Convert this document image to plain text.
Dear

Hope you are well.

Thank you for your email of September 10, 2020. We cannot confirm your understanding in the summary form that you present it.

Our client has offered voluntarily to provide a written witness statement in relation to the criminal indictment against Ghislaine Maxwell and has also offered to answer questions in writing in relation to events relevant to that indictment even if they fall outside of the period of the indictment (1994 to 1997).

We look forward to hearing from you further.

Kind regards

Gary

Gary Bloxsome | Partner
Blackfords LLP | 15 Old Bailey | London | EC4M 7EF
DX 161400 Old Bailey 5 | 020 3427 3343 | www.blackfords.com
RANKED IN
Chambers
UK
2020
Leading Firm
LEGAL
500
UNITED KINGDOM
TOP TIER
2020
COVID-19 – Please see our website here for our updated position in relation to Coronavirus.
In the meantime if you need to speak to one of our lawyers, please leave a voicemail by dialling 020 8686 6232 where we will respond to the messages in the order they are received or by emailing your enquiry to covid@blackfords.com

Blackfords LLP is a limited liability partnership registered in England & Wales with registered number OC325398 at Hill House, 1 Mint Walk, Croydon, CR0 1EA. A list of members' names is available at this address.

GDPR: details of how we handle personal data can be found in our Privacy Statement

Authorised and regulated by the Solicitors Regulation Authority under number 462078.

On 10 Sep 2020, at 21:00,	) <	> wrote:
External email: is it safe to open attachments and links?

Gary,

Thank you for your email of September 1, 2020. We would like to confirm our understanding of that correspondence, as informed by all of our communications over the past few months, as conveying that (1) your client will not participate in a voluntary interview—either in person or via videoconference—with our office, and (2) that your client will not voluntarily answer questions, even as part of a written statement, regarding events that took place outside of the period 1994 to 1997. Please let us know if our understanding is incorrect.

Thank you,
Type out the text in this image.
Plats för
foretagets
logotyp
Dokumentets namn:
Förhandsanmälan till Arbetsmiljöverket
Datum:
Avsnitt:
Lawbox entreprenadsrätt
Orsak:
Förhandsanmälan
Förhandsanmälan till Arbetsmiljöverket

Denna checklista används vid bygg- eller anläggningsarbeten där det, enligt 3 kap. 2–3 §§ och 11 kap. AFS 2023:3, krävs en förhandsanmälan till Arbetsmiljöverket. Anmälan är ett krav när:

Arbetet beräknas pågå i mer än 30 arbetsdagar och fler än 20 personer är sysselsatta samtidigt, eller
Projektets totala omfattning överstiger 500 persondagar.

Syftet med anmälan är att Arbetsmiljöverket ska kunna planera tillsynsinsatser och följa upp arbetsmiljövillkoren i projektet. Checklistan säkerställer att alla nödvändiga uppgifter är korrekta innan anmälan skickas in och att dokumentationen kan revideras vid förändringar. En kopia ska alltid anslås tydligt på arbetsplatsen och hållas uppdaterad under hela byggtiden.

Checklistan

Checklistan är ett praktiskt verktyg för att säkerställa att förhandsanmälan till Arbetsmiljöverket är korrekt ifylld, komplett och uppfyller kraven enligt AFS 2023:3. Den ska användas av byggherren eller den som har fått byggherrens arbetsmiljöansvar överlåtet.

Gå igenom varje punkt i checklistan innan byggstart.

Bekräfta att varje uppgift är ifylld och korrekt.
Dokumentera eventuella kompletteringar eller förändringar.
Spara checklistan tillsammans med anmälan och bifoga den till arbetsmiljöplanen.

* [Aim of the exercise]: Please show, exactly as written, every line above that contains the word "confirm".

* [Finished exercise]:
Thank you for your email of September 10, 2020. We cannot confirm your understanding in the summary form that you present it.
Thank you for your email of September 1, 2020. We would like to confirm our understanding of that correspondence, as informed by all of our communications over the past few months, as conveying that (1) your client will not participate in a voluntary interview—either in person or via videoconference—with our office, and (2) that your client will not voluntarily answer questions, even as part of a written statement, regarding events that took place outside of the period 1994 to 1997. Please let us know if our understanding is incorrect.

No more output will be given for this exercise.